* Stored data entries *
####
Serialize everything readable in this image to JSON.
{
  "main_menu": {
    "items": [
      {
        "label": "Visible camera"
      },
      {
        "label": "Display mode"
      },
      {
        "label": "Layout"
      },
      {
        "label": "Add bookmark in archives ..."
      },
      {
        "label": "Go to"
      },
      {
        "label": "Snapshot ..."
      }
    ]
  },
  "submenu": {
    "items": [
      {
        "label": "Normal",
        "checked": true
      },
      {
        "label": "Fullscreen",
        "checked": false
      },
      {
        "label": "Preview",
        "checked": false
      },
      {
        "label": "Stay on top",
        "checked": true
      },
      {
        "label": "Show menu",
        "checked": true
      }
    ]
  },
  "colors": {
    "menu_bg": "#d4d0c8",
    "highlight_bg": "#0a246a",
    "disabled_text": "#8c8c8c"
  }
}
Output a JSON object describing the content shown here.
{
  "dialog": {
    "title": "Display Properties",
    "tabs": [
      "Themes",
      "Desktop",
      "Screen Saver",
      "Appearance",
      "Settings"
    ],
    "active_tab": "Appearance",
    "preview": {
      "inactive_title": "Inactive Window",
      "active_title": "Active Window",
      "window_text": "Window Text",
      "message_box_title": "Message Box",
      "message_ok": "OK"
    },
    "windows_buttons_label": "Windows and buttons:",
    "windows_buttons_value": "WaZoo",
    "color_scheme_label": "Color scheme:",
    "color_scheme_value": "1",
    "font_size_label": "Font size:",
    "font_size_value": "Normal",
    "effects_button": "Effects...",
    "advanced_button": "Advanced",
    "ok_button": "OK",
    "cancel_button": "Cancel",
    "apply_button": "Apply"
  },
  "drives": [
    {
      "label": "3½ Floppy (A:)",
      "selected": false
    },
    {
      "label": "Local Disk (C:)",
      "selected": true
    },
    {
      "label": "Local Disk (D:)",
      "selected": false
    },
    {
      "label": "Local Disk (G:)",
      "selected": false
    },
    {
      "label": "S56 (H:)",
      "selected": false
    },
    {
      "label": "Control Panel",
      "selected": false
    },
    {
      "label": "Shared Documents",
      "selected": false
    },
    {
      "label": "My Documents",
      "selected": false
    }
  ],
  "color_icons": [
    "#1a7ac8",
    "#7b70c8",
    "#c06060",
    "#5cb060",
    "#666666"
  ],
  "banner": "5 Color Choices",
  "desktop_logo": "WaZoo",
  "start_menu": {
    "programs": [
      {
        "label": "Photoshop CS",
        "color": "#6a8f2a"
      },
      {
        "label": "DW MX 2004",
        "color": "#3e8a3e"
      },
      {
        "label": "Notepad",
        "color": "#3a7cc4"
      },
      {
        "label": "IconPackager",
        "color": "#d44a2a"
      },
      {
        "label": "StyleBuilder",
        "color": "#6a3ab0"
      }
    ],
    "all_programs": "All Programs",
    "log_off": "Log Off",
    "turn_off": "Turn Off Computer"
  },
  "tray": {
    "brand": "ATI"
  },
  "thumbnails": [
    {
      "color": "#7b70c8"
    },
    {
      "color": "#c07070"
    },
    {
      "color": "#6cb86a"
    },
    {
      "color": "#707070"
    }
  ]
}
####
* EXERCISE DESCRIPTION *
Retype the material in full. Each word must match.

* ANSWER FOR THIS EXERCISE *
Serialize everything readable in this image to JSON.
{
  "main_menu": {
    "items": [
      {
        "label": "Visible camera"
      },
      {
        "label": "Display mode"
      },
      {
        "label": "Layout"
      },
      {
        "label": "Add bookmark in archives ..."
      },
      {
        "label": "Go to"
      },
      {
        "label": "Snapshot ..."
      }
    ]
  },
  "submenu": {
    "items": [
      {
        "label": "Normal",
        "checked": true
      },
      {
        "label": "Fullscreen",
        "checked": false
      },
      {
        "label": "Preview",
        "checked": false
      },
      {
        "label": "Stay on top",
        "checked": true
      },
      {
        "label": "Show menu",
        "checked": true
      }
    ]
  },
  "colors": {
    "menu_bg": "#d4d0c8",
    "highlight_bg": "#0a246a",
    "disabled_text": "#8c8c8c"
  }
}
Output a JSON object describing the content shown here.
{
  "dialog": {
    "title": "Display Properties",
    "tabs": [
      "Themes",
      "Desktop",
      "Screen Saver",
      "Appearance",
      "Settings"
    ],
    "active_tab": "Appearance",
    "preview": {
      "inactive_title": "Inactive Window",
      "active_title": "Active Window",
      "window_text": "Window Text",
      "message_box_title": "Message Box",
      "message_ok": "OK"
    },
    "windows_buttons_label": "Windows and buttons:",
    "windows_buttons_value": "WaZoo",
    "color_scheme_label": "Color scheme:",
    "color_scheme_value": "1",
    "font_size_label": "Font size:",
    "font_size_value": "Normal",
    "effects_button": "Effects...",
    "advanced_button": "Advanced",
    "ok_button": "OK",
    "cancel_button": "Cancel",
    "apply_button": "Apply"
  },
  "drives": [
    {
      "label": "3½ Floppy (A:)",
      "selected": false
    },
    {
      "label": "Local Disk (C:)",
      "selected": true
    },
    {
      "label": "Local Disk (D:)",
      "selected": false
    },
    {
      "label": "Local Disk (G:)",
      "selected": false
    },
    {
      "label": "S56 (H:)",
      "selected": false
    },
    {
      "label": "Control Panel",
      "selected": false
    },
    {
      "label": "Shared Documents",
      "selected": false
    },
    {
      "label": "My Documents",
      "selected": false
    }
  ],
  "color_icons": [
    "#1a7ac8",
    "#7b70c8",
    "#c06060",
    "#5cb060",
    "#666666"
  ],
  "banner": "5 Color Choices",
  "desktop_logo": "WaZoo",
  "start_menu": {
    "programs": [
      {
        "label": "Photoshop CS",
        "color": "#6a8f2a"
      },
      {
        "label": "DW MX 2004",
        "color": "#3e8a3e"
      },
      {
        "label": "Notepad",
        "color": "#3a7cc4"
      },
      {
        "label": "IconPackager",
        "color": "#d44a2a"
      },
      {
        "label": "StyleBuilder",
        "color": "#6a3ab0"
      }
    ],
    "all_programs": "All Programs",
    "log_off": "Log Off",
    "turn_off": "Turn Off Computer"
  },
  "tray": {
    "brand": "ATI"
  },
  "thumbnails": [
    {
      "color": "#7b70c8"
    },
    {
      "color": "#c07070"
    },
    {
      "color": "#6cb86a"
    },
    {
      "color": "#707070"
    }
  ]
}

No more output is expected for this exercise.